What this task involves:
Rewrite the lines starting at the one containing "- candle-body: [1858, 680, 1862, 685]" and ending at the one containing "- candle-body: [816, 720, 819, 743]" as a Markdown table with the columns Row and Line. Number each row and omit any blank lines.

Dataset content:
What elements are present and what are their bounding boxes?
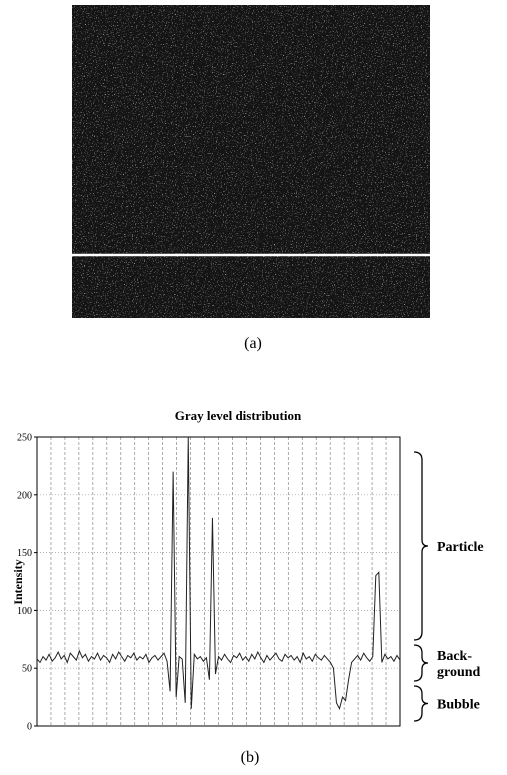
annotation: ground (437, 665, 481, 680)
chart-title: Gray level distribution (175, 408, 302, 423)
caption: (b) (241, 749, 260, 766)
brace (413, 685, 429, 722)
y-tick-label: 250 (17, 433, 32, 444)
y-tick-label: 100 (17, 606, 32, 617)
y-tick-label: 0 (27, 722, 32, 733)
plot-frame (36, 436, 401, 727)
caption: (a) (244, 335, 262, 352)
brace (413, 451, 429, 641)
vertical-grid (50, 437, 387, 726)
annotation: Bubble (437, 698, 480, 713)
intensity-line (36, 436, 401, 711)
y-axis-label: Intensity (11, 559, 25, 604)
y-tick-label: 200 (17, 490, 32, 501)
annotation: Particle (437, 540, 484, 555)
brace (413, 644, 429, 682)
y-tick-label: 150 (17, 548, 32, 559)
image-noise (72, 5, 430, 318)
y-tick-label: 50 (22, 664, 32, 675)
annotation: Back- (437, 649, 472, 664)
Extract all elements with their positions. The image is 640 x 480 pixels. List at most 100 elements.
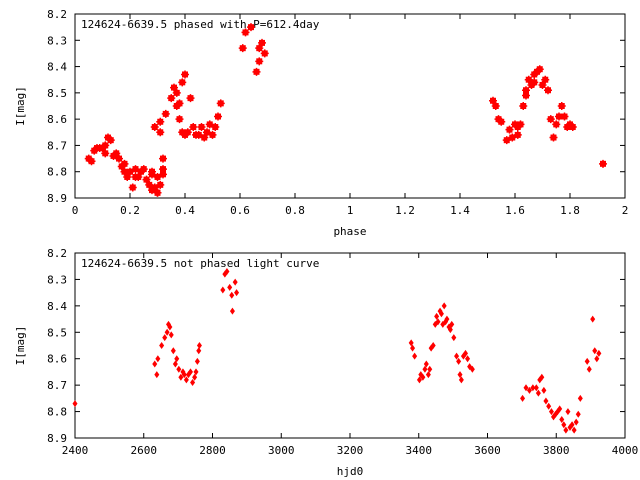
- data-point-cross: [175, 99, 184, 108]
- data-point: [541, 386, 547, 394]
- data-point: [586, 365, 592, 373]
- data-point-cross: [120, 159, 129, 168]
- data-point-cross: [159, 154, 167, 163]
- data-point: [454, 352, 460, 360]
- data-point-cross: [258, 38, 266, 47]
- data-point-cross: [552, 120, 561, 129]
- data-point: [154, 371, 160, 379]
- data-point-cross: [238, 44, 247, 53]
- x-tick-label: 3400: [406, 444, 433, 457]
- data-point-cross: [156, 180, 165, 189]
- data-point: [465, 355, 471, 363]
- x-tick-label: 3800: [543, 444, 570, 457]
- data-point: [193, 368, 199, 376]
- data-point-cross: [101, 149, 110, 158]
- data-point: [526, 386, 532, 394]
- data-point-cross: [530, 78, 539, 87]
- data-point: [548, 408, 554, 416]
- data-point: [444, 315, 450, 323]
- data-point-cross: [156, 128, 165, 137]
- data-point: [152, 360, 158, 368]
- y-tick-label: 8.5: [47, 87, 67, 100]
- chart-panel-2: 2400 2600 2800 3000 3200 3400 3600 3800 4000 8.2 8…: [14, 247, 638, 478]
- data-point: [575, 410, 581, 418]
- data-point: [234, 289, 240, 297]
- data-point: [596, 349, 602, 357]
- data-point-cross: [252, 67, 261, 76]
- data-point-cross: [544, 86, 552, 95]
- y-tick-label: 8.2: [47, 8, 67, 21]
- data-point-cross: [216, 99, 225, 108]
- data-point: [410, 344, 416, 352]
- x-tick-label: 1.8: [560, 204, 580, 217]
- data-point: [427, 365, 433, 373]
- plot-frame: [74, 252, 626, 439]
- data-point-cross: [549, 133, 558, 142]
- x-tick-label: 3600: [474, 444, 501, 457]
- x-tick-label: 2400: [62, 444, 89, 457]
- y-tick-label: 8.6: [47, 353, 67, 366]
- data-point-cross: [128, 183, 137, 192]
- data-point: [229, 307, 235, 315]
- data-point-cross: [505, 125, 514, 134]
- data-point: [447, 326, 453, 334]
- data-point: [164, 328, 170, 336]
- data-point: [412, 352, 418, 360]
- data-point: [469, 365, 475, 373]
- data-point: [430, 342, 436, 349]
- x-axis-label: hjd0: [337, 465, 364, 478]
- data-point: [434, 312, 440, 320]
- data-point-cross: [255, 57, 264, 66]
- y-tick-label: 8.2: [47, 247, 67, 260]
- data-point-cross: [560, 112, 569, 121]
- y-tick-label: 8.9: [47, 432, 67, 445]
- data-point: [530, 384, 536, 392]
- data-point: [438, 310, 444, 318]
- data-point-cross: [178, 78, 187, 87]
- x-tick-label: 0.8: [285, 204, 305, 217]
- data-point: [561, 421, 567, 429]
- data-point: [451, 334, 457, 342]
- data-point-cross: [599, 159, 607, 168]
- data-point: [577, 394, 583, 402]
- data-point-cross: [214, 112, 222, 121]
- data-point: [72, 400, 78, 408]
- data-point: [584, 357, 590, 365]
- y-tick-label: 8.6: [47, 113, 67, 126]
- data-point: [176, 365, 182, 373]
- data-point-cross: [153, 188, 162, 197]
- chart-title: 124624-6639.5 not phased light curve: [81, 257, 319, 270]
- data-point-cross: [260, 49, 269, 58]
- data-point: [594, 355, 600, 363]
- data-point: [229, 291, 235, 299]
- y-tick-label: 8.8: [47, 406, 67, 419]
- data-point: [168, 331, 174, 339]
- data-point: [196, 342, 202, 349]
- data-point-cross: [241, 28, 250, 37]
- x-tick-label: 0.6: [230, 204, 250, 217]
- data-point-cross: [115, 154, 123, 163]
- y-axis-label: I[mag]: [14, 86, 27, 126]
- data-point: [159, 342, 165, 349]
- x-tick-label: 1: [347, 204, 354, 217]
- data-point: [170, 347, 176, 355]
- x-tick-label: 1.6: [505, 204, 525, 217]
- data-point: [449, 320, 455, 328]
- data-point-cross: [568, 123, 577, 132]
- data-point: [463, 349, 468, 357]
- data-point-cross: [87, 157, 96, 166]
- data-point: [181, 371, 187, 379]
- data-point: [408, 339, 414, 347]
- data-point: [441, 302, 447, 310]
- data-point-cross: [197, 123, 206, 132]
- data-point-cross: [211, 123, 220, 132]
- data-point-cross: [186, 94, 195, 103]
- data-point-cross: [156, 117, 165, 126]
- data-point-cross: [208, 130, 217, 139]
- data-point: [224, 268, 230, 275]
- data-point: [425, 371, 431, 379]
- data-point-cross: [101, 141, 110, 150]
- data-point-cross: [172, 88, 181, 97]
- data-point: [533, 384, 539, 392]
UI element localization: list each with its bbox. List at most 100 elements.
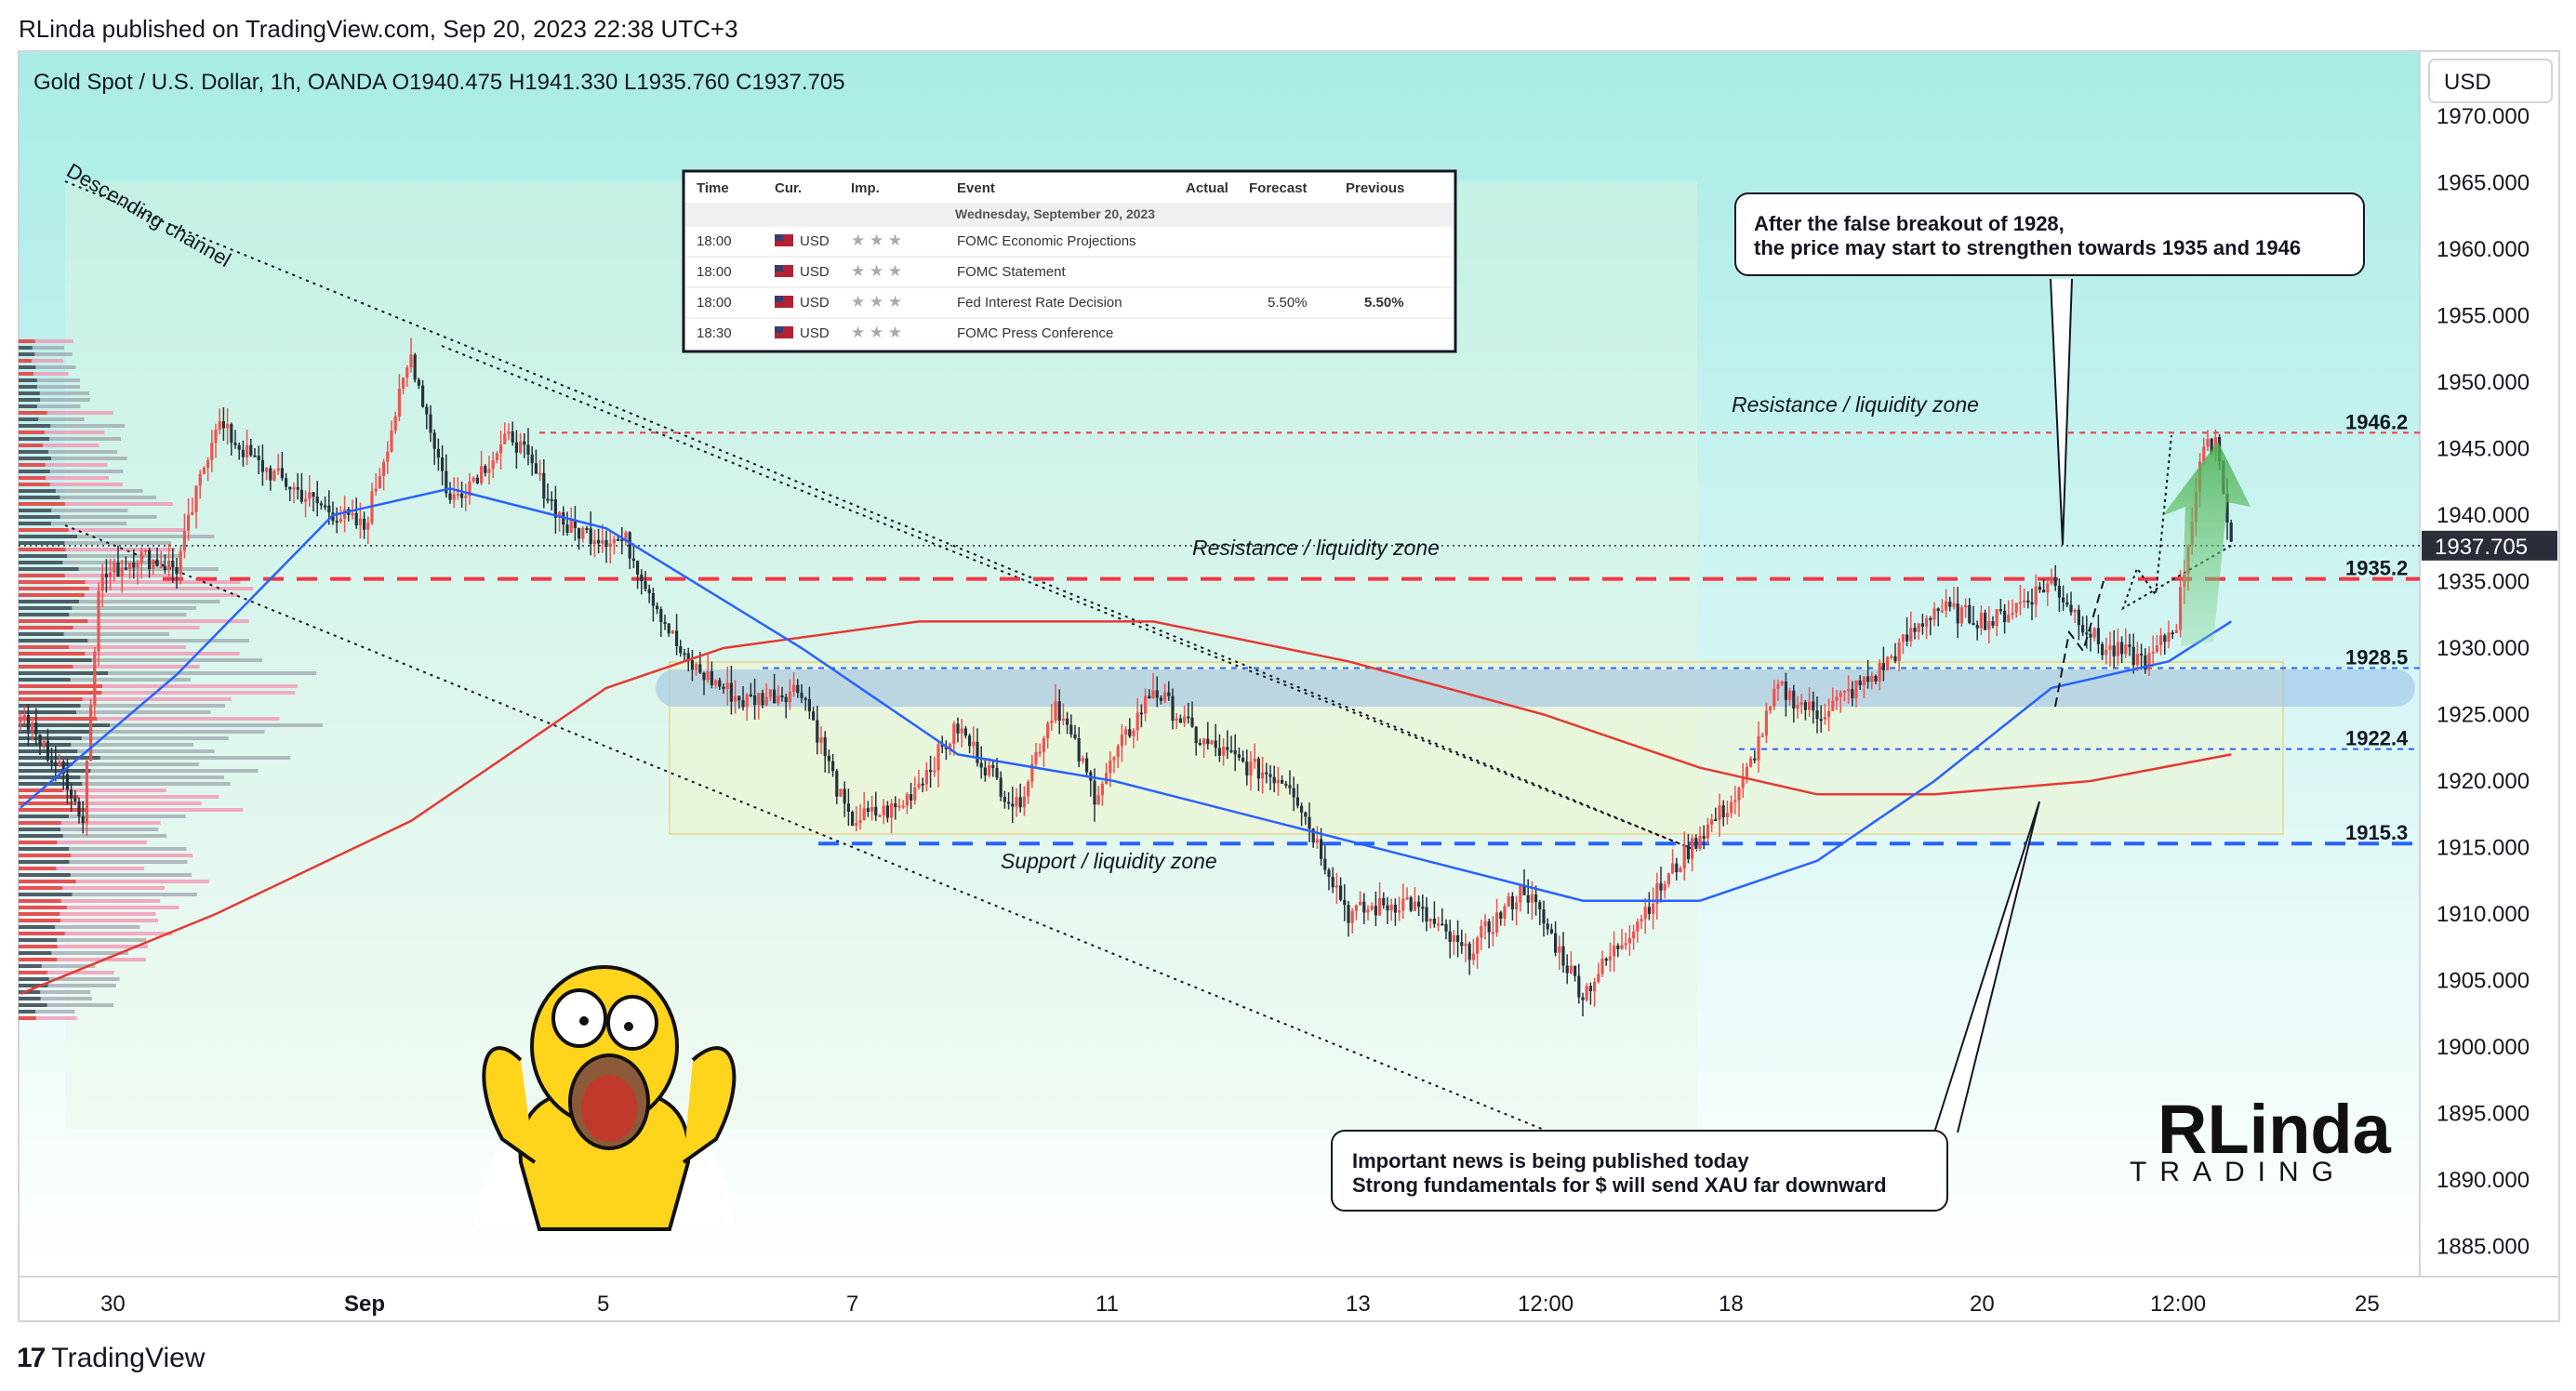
- candle-body: [1858, 680, 1862, 685]
- candle-body: [285, 478, 288, 487]
- candle-body: [61, 762, 65, 775]
- price-tick: 1950.000: [2437, 370, 2530, 395]
- candle-body: [19, 720, 22, 722]
- volume-bar-core: [19, 496, 60, 499]
- candle-body: [1534, 894, 1538, 903]
- volume-bar-core: [19, 352, 35, 356]
- candle-body: [487, 469, 491, 473]
- bottom-callout: Important news is being published today …: [1331, 801, 2040, 1212]
- candle-body: [725, 682, 729, 689]
- candle-body: [924, 770, 928, 785]
- candle-body: [312, 492, 315, 497]
- candle-body: [409, 354, 413, 368]
- volume-bar: [19, 782, 231, 786]
- candle-body: [816, 720, 819, 743]
- candle-body: [1671, 863, 1675, 874]
- candle-body: [1682, 845, 1686, 868]
- candle-body: [1187, 716, 1190, 719]
- candle-body: [885, 805, 889, 818]
- volume-bar-core: [19, 593, 85, 597]
- candle-body: [1851, 689, 1854, 699]
- volume-bar: [19, 593, 238, 597]
- volume-bar-core: [19, 730, 93, 734]
- candle-body: [913, 787, 917, 801]
- candle-body: [1526, 894, 1530, 903]
- volume-bar: [19, 346, 65, 350]
- candle-body: [269, 468, 272, 481]
- volume-bar-core: [19, 463, 46, 467]
- ma-fast-line: [20, 487, 2232, 902]
- footer-brand[interactable]: 17 TradingView: [17, 1343, 205, 1374]
- volume-bar-core: [19, 554, 68, 558]
- support-label: Support / liquidity zone: [1001, 849, 1217, 873]
- volume-bar-core: [19, 938, 58, 942]
- candle-body: [757, 693, 761, 706]
- volume-bar-core: [19, 632, 64, 636]
- candle-body: [1998, 609, 2002, 612]
- channel-upper-line: [441, 345, 1698, 852]
- candle-body: [1519, 885, 1522, 903]
- candle-body: [417, 379, 420, 386]
- candle-body: [1773, 688, 1776, 707]
- volume-bar: [19, 775, 225, 779]
- candle-body: [1350, 910, 1354, 923]
- candle-body: [1647, 907, 1651, 914]
- candle-body: [1069, 724, 1073, 735]
- candle-body: [1878, 663, 1881, 682]
- time-axis: 30 Sep 5 7 11 13 12:00 18 20 12:00 25: [100, 1292, 2380, 1317]
- candle-body: [1542, 908, 1546, 924]
- candle-body: [1757, 735, 1760, 761]
- candle-body: [511, 431, 514, 443]
- candle-body: [1217, 748, 1221, 756]
- candle-body: [988, 764, 991, 775]
- candle-body: [1374, 906, 1377, 916]
- volume-bar: [19, 977, 120, 981]
- price-tick: 1965.000: [2437, 171, 2530, 196]
- candle-body: [1936, 608, 1940, 612]
- candle-body: [187, 514, 191, 531]
- volume-bar-core: [19, 808, 86, 812]
- price-chart[interactable]: Gold Spot / U.S. Dollar, 1h, OANDA O1940…: [0, 0, 2576, 1339]
- candle-body: [1760, 735, 1764, 737]
- candle-body: [796, 684, 800, 693]
- candle-body: [1378, 897, 1382, 916]
- candle-body: [874, 806, 878, 816]
- volume-bar: [19, 600, 220, 603]
- volume-bar-core: [19, 587, 89, 590]
- volume-bar-core: [19, 489, 56, 493]
- candle-body: [976, 741, 979, 763]
- grid: [19, 545, 2420, 547]
- candle-body: [237, 444, 241, 450]
- candle-body: [495, 453, 498, 460]
- candle-body: [608, 543, 612, 547]
- volume-bar: [19, 821, 161, 825]
- level-label: 1946.2: [2345, 410, 2408, 433]
- volume-bar-core: [19, 378, 37, 382]
- candle-body: [956, 723, 960, 734]
- candle-body: [159, 566, 163, 569]
- volume-bar: [19, 665, 200, 669]
- candle-body: [963, 728, 967, 736]
- candle-body: [1730, 801, 1733, 814]
- candle-body: [1538, 902, 1542, 909]
- calendar-currency: USD: [800, 233, 830, 249]
- scared-character-illustration: [474, 965, 737, 1231]
- currency-button[interactable]: USD: [2428, 59, 2553, 103]
- candle-body: [202, 468, 206, 474]
- candle-body: [729, 682, 733, 702]
- candle-body: [780, 695, 784, 697]
- candle-body: [1288, 785, 1292, 788]
- candle-body: [382, 461, 386, 477]
- candle-body: [803, 697, 807, 700]
- volume-bar-core: [19, 847, 70, 851]
- volume-bar: [19, 671, 317, 675]
- candle-body: [139, 551, 143, 563]
- candle-body: [1905, 634, 1909, 642]
- candle-body: [710, 671, 713, 685]
- candle-body: [1987, 621, 1991, 630]
- time-tick: 13: [1346, 1292, 1371, 1317]
- candle-body: [534, 463, 538, 474]
- candle-body: [960, 728, 963, 734]
- volume-bar: [19, 847, 187, 851]
- calendar-event: Fed Interest Rate Decision: [957, 295, 1122, 311]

Task answer:
| Row | Line |
|---|---|
| 1 | - candle-body: [1858, 680, 1862, 685] |
| 2 | - candle-body: [285, 478, 288, 487] |
| 3 | - candle-body: [61, 762, 65, 775] |
| 4 | - price-tick: 1950.000: [2437, 370, 2530, 395] |
| 5 | - candle-body: [19, 720, 22, 722] |
| 6 | - volume-bar-core: [19, 496, 60, 499] |
| 7 | - candle-body: [1534, 894, 1538, 903] |
| 8 | - volume-bar-core: [19, 352, 35, 356] |
| 9 | - candle-body: [487, 469, 491, 473] |
| 10 | - bottom-callout: Important news is being published today …: [1331, 801, 2040, 1212] |
| 11 | - candle-body: [725, 682, 729, 689] |
| 12 | - candle-body: [924, 770, 928, 785] |
| 13 | - candle-body: [312, 492, 315, 497] |
| 14 | - candle-body: [409, 354, 413, 368] |
| 15 | - volume-bar: [19, 782, 231, 786] |
| 16 | - candle-body: [816, 720, 819, 743] |